Task prompt: For the material that follows, list every line containing the word "hardware".

Listed entries:

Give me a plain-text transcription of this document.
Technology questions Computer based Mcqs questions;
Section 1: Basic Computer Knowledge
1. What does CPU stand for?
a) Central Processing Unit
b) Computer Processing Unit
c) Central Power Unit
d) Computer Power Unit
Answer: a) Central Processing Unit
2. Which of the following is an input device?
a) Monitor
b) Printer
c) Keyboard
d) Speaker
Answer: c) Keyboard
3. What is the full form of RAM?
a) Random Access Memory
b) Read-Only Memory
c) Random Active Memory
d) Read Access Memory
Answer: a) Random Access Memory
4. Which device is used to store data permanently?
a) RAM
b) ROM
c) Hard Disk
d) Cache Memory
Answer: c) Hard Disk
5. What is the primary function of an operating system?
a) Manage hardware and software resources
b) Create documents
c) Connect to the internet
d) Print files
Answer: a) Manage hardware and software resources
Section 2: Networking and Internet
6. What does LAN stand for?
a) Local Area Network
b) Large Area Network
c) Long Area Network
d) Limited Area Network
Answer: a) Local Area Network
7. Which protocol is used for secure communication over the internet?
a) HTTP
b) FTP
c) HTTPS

Solution for this exercise:
a) Manage hardware and software resources
Answer: a) Manage hardware and software resources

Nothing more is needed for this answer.